[Figure data in JSON]
# # # # # # #

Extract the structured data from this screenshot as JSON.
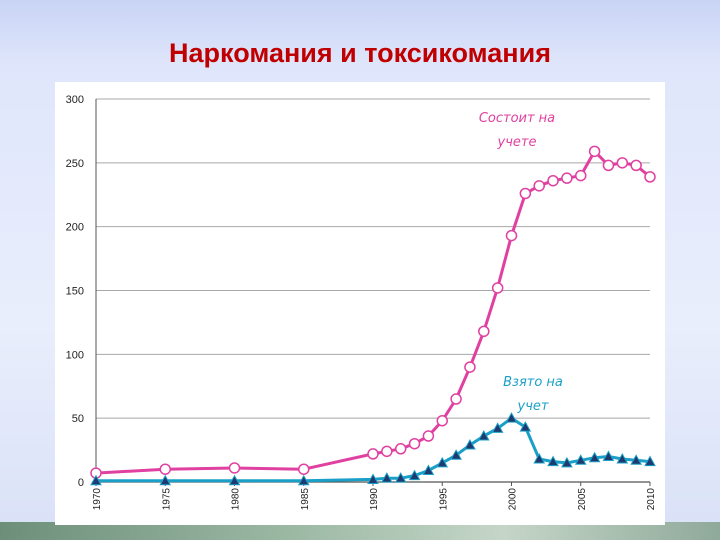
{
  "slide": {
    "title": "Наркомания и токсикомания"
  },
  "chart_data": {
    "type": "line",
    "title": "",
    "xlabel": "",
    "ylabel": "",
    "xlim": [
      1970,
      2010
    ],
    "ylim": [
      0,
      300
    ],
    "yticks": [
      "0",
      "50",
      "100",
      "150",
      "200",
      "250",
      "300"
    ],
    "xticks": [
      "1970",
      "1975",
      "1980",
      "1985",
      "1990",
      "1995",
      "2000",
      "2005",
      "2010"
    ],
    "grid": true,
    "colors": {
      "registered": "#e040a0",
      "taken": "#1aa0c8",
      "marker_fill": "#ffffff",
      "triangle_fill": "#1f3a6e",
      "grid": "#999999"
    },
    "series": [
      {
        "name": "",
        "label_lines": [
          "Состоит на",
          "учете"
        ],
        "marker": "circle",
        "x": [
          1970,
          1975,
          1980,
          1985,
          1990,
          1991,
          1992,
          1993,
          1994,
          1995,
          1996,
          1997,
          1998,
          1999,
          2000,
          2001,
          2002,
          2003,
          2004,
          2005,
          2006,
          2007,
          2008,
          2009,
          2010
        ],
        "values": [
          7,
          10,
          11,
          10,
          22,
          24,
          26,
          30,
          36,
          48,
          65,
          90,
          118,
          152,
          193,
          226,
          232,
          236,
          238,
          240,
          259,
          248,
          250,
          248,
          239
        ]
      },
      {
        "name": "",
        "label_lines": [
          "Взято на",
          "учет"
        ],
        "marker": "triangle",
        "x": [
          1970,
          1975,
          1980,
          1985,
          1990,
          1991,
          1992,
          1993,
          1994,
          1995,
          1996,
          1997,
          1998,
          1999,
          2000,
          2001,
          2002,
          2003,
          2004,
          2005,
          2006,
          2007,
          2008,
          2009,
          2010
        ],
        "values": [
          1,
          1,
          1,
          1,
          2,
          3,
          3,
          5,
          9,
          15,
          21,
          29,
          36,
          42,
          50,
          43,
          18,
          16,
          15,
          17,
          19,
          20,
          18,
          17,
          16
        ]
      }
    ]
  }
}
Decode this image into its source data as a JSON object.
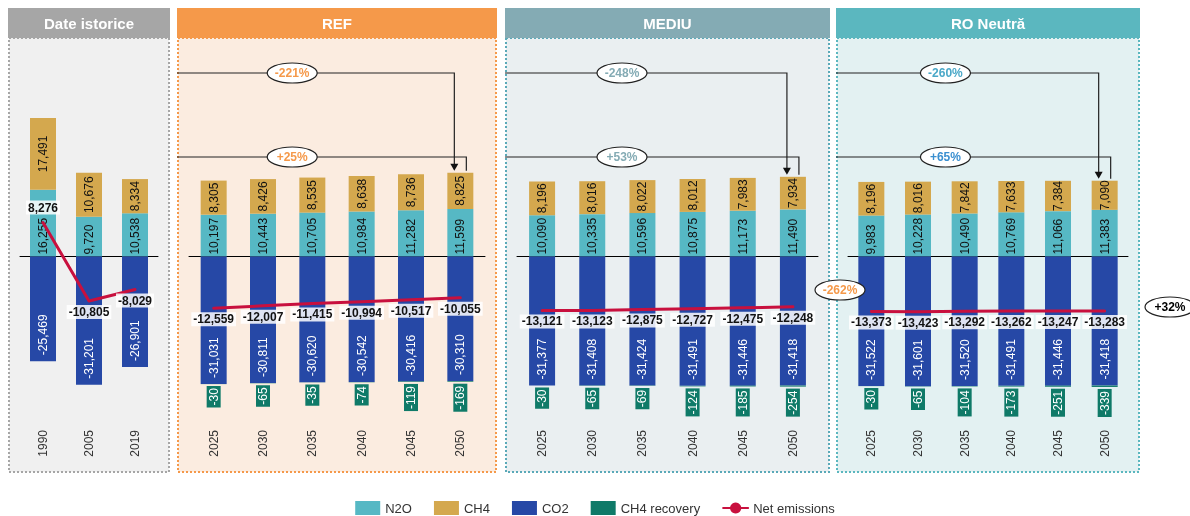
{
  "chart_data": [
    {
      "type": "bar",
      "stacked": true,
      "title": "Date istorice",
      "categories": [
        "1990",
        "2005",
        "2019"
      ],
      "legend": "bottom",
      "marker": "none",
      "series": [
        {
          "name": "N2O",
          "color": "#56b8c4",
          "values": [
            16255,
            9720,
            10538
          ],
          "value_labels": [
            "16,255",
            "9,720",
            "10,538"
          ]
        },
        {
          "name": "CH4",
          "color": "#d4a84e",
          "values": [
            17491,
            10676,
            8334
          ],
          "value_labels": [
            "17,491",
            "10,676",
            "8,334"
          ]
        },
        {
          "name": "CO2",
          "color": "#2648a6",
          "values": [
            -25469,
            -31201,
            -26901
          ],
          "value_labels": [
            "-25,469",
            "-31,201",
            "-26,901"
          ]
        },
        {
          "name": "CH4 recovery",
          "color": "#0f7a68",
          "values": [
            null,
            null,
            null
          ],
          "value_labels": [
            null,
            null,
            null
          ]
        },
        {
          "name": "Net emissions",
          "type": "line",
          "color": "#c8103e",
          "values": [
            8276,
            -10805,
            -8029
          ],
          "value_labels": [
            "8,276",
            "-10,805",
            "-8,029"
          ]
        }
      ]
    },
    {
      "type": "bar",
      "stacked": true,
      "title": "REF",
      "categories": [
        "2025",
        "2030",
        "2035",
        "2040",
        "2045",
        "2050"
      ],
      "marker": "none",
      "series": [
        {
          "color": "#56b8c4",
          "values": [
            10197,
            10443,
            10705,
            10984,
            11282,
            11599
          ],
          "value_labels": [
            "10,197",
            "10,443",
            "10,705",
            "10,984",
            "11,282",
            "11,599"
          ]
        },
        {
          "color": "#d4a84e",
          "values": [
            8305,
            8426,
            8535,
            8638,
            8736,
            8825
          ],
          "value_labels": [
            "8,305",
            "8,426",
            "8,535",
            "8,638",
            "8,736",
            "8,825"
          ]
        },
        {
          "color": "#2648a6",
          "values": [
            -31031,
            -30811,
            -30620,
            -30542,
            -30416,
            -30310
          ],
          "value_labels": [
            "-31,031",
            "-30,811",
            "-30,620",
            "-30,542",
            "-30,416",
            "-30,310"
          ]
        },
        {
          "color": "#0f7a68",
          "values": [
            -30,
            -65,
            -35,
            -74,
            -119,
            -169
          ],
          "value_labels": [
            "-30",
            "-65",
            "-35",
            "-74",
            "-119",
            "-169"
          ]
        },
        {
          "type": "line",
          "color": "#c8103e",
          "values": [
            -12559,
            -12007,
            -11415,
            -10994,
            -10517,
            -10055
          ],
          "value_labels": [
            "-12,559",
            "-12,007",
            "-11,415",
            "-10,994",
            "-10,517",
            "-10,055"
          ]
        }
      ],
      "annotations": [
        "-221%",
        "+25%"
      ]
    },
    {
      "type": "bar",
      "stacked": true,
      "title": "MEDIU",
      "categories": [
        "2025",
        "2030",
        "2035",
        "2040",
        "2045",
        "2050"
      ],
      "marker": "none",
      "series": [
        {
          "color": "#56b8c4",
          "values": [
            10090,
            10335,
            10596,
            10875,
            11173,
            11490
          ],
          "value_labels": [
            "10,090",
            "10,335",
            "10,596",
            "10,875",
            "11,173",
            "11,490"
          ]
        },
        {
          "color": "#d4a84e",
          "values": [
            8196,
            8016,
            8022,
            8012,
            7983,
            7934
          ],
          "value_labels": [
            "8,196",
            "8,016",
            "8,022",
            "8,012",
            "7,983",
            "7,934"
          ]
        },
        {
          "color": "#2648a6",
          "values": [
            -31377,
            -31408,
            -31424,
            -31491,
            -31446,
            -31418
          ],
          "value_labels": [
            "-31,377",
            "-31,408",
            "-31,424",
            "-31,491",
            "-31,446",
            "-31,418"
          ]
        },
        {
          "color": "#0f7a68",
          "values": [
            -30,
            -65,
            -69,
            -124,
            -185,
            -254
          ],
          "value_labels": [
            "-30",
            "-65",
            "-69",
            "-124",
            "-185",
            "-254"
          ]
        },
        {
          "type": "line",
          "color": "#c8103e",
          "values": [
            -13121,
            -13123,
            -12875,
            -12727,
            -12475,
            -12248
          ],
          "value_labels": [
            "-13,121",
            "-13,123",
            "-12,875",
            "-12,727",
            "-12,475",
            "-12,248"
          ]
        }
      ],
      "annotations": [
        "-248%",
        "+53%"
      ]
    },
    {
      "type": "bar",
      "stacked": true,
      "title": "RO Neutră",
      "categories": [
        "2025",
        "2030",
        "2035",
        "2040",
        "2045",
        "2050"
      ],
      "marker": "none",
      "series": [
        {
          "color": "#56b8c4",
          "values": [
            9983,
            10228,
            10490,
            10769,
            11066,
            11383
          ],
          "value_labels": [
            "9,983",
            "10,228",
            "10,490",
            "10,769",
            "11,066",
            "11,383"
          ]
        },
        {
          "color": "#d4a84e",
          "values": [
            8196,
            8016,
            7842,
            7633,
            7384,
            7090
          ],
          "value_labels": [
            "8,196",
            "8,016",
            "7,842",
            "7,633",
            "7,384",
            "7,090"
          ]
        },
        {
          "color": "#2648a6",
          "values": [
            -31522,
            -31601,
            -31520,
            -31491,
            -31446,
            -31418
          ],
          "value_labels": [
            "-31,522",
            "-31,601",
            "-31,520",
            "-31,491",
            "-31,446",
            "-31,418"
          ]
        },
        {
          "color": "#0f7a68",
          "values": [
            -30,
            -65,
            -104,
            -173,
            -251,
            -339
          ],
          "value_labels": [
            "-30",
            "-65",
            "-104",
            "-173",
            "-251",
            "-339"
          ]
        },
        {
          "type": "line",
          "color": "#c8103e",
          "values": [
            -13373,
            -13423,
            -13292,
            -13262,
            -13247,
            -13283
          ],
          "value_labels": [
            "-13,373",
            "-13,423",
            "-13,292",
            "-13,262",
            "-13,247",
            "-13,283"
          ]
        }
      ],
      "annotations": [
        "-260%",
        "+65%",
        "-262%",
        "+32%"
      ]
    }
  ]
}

# # # # # # #

◆ Goal of the exercise ◆
Find every line holding the word "name"; give their count and nothing else.

◆ Response ◆
7